--- START ---

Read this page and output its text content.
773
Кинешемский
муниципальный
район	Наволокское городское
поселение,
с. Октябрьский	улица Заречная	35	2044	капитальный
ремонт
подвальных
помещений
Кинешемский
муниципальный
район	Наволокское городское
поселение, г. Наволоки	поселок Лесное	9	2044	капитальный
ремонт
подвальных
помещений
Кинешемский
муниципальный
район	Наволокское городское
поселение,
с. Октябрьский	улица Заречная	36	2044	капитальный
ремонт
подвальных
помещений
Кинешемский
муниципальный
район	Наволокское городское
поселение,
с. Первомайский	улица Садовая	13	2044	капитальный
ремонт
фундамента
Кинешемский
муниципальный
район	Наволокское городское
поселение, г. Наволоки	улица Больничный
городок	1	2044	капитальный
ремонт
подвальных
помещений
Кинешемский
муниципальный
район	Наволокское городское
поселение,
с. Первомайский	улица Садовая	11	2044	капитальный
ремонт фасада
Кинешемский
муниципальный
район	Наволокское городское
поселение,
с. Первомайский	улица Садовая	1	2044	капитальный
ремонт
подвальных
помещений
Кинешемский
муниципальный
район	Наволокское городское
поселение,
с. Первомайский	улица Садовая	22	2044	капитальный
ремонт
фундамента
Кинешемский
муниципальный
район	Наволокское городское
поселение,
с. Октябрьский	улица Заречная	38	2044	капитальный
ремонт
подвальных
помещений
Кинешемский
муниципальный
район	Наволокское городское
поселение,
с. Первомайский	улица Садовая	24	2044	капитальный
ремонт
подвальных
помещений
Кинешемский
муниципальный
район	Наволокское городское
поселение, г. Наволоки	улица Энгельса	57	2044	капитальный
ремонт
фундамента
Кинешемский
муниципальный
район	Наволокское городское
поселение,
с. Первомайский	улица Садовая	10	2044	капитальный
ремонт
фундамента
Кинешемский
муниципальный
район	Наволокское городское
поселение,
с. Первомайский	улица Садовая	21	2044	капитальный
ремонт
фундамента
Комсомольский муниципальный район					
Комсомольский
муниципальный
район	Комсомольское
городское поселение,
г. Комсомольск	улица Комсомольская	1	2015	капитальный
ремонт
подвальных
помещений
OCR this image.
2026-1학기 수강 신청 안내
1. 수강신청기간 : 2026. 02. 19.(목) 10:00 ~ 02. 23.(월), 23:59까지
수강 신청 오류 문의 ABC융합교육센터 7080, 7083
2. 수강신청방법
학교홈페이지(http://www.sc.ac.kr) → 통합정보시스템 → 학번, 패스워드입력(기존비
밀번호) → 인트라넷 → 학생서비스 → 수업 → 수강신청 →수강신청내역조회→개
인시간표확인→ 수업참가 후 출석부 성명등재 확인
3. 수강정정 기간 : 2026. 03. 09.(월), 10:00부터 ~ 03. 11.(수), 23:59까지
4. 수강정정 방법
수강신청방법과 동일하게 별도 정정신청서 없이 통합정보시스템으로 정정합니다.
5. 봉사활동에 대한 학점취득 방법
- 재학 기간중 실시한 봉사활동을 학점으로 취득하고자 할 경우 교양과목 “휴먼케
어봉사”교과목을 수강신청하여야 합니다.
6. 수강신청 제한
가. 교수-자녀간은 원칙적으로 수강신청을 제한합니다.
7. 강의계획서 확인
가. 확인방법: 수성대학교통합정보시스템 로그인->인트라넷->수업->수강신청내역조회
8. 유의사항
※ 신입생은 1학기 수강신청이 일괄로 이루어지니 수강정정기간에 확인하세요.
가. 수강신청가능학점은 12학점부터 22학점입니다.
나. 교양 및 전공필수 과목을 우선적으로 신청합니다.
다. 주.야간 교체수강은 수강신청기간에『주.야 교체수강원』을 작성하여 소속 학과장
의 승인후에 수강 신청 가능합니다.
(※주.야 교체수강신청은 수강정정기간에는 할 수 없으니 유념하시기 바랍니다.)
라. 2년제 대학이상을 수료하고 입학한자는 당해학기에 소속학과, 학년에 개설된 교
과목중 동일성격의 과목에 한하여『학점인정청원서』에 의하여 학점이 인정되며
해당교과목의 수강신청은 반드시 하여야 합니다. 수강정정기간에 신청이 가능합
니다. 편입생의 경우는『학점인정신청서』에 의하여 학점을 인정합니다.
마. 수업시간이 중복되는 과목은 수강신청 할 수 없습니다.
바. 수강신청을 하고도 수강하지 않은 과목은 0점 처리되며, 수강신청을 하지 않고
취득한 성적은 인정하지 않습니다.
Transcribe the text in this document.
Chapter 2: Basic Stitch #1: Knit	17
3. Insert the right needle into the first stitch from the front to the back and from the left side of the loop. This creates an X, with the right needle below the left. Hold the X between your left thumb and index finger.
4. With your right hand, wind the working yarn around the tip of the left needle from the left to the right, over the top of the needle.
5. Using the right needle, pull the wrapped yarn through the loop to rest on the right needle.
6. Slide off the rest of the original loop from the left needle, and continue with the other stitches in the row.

--- END ---

## Aim
Which lines hold the word "yarn"? Return all of them from the records above.

## Answer to this task
4. With your right hand, wind the working yarn around the tip of the left needle from the left to the right, over the top of the needle.
5. Using the right needle, pull the wrapped yarn through the loop to rest on the right needle.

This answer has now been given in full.